* Start *

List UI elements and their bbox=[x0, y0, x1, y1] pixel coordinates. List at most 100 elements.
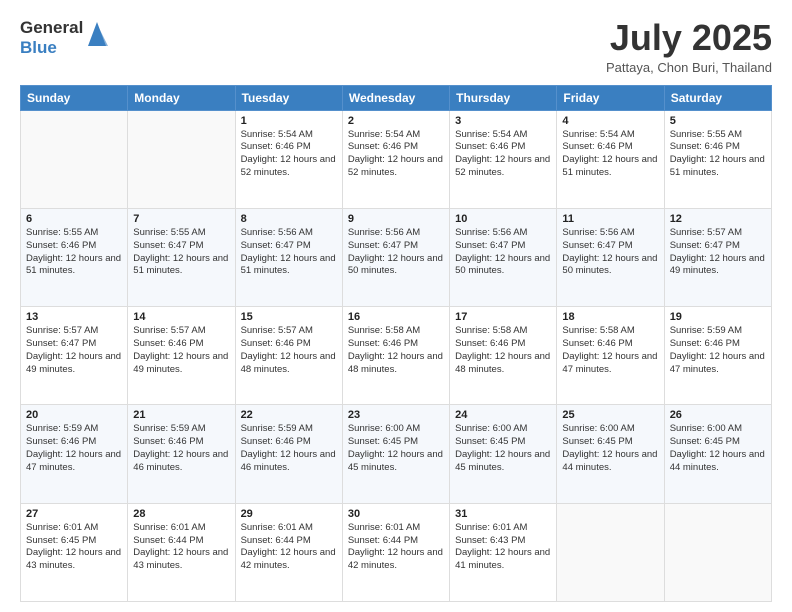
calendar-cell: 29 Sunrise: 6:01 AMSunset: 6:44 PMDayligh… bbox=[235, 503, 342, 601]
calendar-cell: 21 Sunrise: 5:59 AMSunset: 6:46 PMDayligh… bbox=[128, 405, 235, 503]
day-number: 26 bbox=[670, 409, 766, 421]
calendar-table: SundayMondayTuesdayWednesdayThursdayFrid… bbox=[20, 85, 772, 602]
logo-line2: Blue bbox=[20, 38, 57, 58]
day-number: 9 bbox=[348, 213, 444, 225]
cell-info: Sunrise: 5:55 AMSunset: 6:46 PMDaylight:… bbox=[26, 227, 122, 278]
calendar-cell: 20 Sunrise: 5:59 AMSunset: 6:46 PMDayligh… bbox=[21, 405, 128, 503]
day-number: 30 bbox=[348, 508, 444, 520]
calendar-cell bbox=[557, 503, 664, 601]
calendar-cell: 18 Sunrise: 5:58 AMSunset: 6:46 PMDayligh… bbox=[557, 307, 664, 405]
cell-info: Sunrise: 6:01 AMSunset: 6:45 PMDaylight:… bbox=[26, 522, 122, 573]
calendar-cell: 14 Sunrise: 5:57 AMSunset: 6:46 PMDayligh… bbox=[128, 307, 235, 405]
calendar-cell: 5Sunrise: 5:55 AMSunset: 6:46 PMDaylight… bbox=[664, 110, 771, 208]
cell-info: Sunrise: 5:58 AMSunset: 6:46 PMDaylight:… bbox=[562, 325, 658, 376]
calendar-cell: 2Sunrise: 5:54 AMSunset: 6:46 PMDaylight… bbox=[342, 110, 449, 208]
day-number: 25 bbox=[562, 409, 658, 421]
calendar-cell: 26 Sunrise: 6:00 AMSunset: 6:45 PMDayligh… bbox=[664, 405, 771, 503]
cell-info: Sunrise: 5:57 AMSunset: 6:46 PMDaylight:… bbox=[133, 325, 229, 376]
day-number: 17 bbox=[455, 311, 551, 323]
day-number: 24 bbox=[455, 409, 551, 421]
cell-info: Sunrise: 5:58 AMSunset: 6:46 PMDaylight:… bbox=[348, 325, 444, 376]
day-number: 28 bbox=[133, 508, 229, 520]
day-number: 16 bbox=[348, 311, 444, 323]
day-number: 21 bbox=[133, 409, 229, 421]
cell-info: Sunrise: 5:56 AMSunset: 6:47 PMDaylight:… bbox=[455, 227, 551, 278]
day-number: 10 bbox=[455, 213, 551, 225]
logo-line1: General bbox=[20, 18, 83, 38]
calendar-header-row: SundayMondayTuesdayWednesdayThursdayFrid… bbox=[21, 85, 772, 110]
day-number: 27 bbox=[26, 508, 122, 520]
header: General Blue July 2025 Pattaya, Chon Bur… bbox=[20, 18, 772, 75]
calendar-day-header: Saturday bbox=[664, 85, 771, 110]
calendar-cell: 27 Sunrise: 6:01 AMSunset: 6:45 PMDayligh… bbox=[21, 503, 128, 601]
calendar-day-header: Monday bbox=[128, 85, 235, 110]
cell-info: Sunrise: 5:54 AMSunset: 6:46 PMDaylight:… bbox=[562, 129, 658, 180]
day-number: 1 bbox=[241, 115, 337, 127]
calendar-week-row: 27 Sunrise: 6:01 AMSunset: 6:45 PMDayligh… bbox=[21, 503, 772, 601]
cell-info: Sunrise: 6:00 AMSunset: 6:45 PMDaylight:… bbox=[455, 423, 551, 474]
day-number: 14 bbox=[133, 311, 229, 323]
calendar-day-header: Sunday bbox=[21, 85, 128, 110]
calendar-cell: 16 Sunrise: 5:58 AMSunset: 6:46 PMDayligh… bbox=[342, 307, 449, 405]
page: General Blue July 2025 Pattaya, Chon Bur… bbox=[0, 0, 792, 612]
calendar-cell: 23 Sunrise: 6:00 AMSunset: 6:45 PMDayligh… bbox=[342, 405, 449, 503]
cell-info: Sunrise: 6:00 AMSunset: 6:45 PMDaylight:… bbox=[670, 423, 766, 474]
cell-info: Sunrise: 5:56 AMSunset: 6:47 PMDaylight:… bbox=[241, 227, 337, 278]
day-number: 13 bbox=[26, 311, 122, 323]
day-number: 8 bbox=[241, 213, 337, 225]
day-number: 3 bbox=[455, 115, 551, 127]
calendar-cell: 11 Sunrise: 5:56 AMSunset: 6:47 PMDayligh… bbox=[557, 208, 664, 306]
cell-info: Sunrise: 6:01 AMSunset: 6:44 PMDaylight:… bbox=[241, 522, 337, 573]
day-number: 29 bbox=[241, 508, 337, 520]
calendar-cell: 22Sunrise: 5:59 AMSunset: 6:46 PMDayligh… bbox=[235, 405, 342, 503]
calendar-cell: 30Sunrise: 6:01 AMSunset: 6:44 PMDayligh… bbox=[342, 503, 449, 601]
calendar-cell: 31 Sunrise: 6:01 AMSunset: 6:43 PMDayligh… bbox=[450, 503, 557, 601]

* End *

TASK ::
Write out the lines of the material word for word, starting with the line that contains "calendar-cell: 29 Sunrise: 6:01" and going on through the line that contains "85, 772, 602]".

RESPONSE FOR THIS EXERCISE ::
calendar-cell: 29 Sunrise: 6:01 AMSunset: 6:44 PMDayligh… bbox=[235, 503, 342, 601]
calendar-cell: 21 Sunrise: 5:59 AMSunset: 6:46 PMDayligh… bbox=[128, 405, 235, 503]
day-number: 26 bbox=[670, 409, 766, 421]
calendar-table: SundayMondayTuesdayWednesdayThursdayFrid… bbox=[20, 85, 772, 602]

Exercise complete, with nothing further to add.